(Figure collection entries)
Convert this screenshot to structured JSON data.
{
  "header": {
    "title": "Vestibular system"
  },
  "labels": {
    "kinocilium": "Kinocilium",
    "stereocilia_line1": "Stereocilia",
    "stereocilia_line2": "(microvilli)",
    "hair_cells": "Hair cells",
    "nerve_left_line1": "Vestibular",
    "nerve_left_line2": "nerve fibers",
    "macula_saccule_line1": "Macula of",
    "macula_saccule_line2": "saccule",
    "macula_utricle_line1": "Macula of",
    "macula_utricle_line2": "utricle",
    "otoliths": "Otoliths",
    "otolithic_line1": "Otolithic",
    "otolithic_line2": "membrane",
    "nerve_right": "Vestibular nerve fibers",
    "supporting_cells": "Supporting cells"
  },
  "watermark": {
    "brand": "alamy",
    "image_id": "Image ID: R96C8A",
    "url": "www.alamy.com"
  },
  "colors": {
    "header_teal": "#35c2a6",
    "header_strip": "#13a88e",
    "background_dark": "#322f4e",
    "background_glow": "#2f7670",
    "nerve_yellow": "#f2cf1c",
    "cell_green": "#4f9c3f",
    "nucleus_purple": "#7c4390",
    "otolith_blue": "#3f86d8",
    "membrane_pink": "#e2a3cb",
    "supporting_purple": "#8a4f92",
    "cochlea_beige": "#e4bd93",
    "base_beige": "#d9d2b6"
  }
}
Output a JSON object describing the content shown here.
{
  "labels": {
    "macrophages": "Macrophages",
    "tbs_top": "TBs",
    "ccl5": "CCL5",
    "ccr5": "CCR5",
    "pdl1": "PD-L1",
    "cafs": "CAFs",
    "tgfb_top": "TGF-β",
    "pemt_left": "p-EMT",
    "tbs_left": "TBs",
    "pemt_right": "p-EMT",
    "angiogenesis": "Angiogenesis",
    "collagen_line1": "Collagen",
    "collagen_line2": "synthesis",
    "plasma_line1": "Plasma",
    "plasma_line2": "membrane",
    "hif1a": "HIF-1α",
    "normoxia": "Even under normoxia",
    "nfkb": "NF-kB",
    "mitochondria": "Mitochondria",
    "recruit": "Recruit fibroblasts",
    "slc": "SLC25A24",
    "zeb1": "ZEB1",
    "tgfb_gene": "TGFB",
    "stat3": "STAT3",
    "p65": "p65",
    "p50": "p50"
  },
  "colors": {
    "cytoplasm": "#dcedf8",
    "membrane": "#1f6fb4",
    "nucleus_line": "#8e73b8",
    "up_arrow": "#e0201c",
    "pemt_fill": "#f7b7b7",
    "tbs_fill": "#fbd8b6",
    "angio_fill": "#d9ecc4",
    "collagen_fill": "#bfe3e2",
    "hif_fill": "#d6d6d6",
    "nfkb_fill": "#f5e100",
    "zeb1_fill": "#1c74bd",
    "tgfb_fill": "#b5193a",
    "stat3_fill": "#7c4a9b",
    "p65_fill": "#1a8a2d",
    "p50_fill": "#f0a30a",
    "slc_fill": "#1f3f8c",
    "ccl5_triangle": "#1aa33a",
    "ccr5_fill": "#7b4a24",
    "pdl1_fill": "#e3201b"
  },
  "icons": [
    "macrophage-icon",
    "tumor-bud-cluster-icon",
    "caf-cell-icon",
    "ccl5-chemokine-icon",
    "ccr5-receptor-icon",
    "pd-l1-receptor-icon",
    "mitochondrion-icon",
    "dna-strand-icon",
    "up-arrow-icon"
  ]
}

Aim of the task
The job here is to find each line above with the word "cells" and copy it.

Written solution
    "hair_cells": "Hair cells",
    "supporting_cells": "Supporting cells"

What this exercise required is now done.